:: SUPPLIED DATA ::
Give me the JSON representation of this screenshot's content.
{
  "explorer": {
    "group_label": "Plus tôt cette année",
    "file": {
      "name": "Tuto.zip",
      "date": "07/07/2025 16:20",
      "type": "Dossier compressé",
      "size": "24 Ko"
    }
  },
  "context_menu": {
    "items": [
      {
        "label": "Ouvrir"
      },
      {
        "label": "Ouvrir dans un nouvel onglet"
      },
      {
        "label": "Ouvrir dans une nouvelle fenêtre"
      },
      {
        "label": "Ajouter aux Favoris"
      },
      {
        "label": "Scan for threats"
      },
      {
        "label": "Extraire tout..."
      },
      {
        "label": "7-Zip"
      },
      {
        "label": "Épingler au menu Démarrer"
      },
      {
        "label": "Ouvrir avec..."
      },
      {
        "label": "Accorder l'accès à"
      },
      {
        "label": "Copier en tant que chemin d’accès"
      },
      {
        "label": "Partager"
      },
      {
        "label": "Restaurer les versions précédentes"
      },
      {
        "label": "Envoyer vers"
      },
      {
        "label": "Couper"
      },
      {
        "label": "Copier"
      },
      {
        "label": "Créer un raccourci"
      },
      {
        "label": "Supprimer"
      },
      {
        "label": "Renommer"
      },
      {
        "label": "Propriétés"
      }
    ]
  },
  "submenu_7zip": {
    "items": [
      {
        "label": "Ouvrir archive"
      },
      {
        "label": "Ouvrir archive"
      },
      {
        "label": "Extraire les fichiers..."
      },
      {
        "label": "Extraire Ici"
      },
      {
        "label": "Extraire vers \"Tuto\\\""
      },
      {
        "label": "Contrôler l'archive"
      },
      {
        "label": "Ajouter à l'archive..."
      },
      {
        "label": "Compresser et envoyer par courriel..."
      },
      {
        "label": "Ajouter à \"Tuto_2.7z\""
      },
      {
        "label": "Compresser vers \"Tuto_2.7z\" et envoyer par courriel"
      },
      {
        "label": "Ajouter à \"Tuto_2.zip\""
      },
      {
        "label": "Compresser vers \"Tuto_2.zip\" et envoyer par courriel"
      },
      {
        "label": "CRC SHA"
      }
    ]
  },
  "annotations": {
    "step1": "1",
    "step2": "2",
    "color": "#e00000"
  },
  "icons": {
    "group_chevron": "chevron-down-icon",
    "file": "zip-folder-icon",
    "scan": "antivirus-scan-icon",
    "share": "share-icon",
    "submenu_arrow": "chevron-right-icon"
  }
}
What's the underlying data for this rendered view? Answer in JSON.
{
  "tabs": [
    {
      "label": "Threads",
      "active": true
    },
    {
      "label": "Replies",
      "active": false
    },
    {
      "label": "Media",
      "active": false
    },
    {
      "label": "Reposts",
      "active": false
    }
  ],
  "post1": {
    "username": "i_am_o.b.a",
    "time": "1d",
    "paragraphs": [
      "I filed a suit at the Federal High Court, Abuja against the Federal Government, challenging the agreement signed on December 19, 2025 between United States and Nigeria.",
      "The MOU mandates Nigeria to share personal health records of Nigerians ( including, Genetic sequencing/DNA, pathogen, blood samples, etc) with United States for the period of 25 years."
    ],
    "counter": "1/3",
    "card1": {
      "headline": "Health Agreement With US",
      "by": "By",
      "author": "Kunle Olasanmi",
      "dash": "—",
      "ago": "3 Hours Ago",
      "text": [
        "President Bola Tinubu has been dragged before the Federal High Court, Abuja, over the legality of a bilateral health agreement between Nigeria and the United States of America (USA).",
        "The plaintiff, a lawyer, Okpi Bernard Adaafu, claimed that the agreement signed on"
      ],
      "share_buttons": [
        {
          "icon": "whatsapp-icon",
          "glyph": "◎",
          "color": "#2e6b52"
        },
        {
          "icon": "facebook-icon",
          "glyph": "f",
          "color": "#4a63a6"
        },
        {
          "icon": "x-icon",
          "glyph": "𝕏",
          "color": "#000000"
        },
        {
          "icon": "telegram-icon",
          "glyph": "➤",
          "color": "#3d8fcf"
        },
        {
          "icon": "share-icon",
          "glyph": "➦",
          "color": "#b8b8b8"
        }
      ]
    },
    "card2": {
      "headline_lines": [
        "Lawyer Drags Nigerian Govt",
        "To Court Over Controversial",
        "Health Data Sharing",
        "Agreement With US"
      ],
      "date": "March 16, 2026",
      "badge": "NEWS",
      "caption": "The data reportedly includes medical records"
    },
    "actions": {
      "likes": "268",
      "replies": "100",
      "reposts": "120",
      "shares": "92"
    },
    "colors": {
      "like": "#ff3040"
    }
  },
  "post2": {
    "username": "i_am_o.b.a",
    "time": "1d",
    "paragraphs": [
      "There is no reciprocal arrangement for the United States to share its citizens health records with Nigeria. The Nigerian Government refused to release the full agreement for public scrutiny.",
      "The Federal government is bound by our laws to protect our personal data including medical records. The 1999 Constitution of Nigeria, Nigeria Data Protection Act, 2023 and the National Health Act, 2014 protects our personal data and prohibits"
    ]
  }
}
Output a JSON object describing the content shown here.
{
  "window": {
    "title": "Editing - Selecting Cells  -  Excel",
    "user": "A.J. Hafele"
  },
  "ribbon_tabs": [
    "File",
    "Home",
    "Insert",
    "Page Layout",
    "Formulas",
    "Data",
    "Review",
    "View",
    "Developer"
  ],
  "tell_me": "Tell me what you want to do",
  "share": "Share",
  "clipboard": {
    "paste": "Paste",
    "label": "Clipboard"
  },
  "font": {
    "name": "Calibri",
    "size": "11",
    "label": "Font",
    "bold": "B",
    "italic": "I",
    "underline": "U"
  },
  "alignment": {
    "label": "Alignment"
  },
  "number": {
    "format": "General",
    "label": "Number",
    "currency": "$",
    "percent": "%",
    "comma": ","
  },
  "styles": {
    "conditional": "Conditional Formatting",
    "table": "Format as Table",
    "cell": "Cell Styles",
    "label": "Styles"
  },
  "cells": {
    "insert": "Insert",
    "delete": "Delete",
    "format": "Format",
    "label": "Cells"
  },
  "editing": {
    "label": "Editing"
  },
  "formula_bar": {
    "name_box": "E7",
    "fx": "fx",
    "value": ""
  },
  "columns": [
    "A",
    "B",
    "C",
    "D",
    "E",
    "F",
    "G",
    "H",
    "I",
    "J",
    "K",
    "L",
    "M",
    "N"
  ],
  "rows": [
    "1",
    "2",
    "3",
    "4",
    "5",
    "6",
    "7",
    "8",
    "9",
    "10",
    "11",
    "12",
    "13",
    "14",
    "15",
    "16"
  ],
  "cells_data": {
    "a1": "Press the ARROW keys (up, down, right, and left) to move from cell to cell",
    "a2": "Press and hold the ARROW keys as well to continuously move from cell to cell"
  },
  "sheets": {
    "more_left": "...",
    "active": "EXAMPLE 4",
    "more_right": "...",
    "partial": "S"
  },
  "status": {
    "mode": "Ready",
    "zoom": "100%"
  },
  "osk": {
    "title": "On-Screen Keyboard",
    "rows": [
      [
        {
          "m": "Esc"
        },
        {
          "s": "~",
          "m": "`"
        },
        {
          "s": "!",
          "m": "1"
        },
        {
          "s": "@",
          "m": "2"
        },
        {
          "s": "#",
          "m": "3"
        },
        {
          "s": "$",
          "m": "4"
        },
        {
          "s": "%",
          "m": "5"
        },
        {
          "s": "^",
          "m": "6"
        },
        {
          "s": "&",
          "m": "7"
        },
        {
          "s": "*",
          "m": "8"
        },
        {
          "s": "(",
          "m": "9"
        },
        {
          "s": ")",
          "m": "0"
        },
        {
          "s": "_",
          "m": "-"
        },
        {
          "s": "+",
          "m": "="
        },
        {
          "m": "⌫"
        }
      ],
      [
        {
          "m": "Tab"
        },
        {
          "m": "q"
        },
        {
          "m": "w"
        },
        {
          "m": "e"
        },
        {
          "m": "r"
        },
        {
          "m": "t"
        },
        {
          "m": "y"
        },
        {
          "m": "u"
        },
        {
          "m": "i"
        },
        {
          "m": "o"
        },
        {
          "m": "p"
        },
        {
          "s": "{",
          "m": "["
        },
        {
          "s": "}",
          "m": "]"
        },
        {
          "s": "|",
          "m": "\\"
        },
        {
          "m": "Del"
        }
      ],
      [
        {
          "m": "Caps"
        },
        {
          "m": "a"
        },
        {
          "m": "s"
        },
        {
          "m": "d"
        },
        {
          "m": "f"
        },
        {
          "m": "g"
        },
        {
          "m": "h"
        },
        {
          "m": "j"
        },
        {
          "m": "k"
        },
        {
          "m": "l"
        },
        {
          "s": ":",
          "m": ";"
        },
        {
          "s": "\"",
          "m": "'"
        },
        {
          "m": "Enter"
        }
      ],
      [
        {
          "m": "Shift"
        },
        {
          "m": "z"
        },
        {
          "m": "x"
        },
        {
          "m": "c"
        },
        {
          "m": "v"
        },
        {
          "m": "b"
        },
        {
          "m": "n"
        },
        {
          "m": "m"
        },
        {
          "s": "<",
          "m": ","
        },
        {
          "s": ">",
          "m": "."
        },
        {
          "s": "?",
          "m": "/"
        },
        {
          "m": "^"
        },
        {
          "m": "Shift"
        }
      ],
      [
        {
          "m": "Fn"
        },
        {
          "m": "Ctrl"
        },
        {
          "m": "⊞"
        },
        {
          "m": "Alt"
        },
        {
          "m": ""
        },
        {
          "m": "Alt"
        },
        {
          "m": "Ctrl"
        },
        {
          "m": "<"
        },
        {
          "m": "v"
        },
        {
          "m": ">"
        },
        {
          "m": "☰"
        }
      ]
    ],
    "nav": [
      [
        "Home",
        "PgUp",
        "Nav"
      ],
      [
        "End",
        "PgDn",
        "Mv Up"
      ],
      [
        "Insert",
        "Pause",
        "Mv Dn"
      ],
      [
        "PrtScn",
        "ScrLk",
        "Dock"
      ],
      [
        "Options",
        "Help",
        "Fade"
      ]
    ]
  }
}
:::
- [PROBLEM STATEMENT]
Your answer should consist of all lines above that include the string "down".

- [ANSWER SPACE]
    "group_chevron": "chevron-down-icon",
    "a1": "Press the ARROW keys (up, down, right, and left) to move from cell to cell",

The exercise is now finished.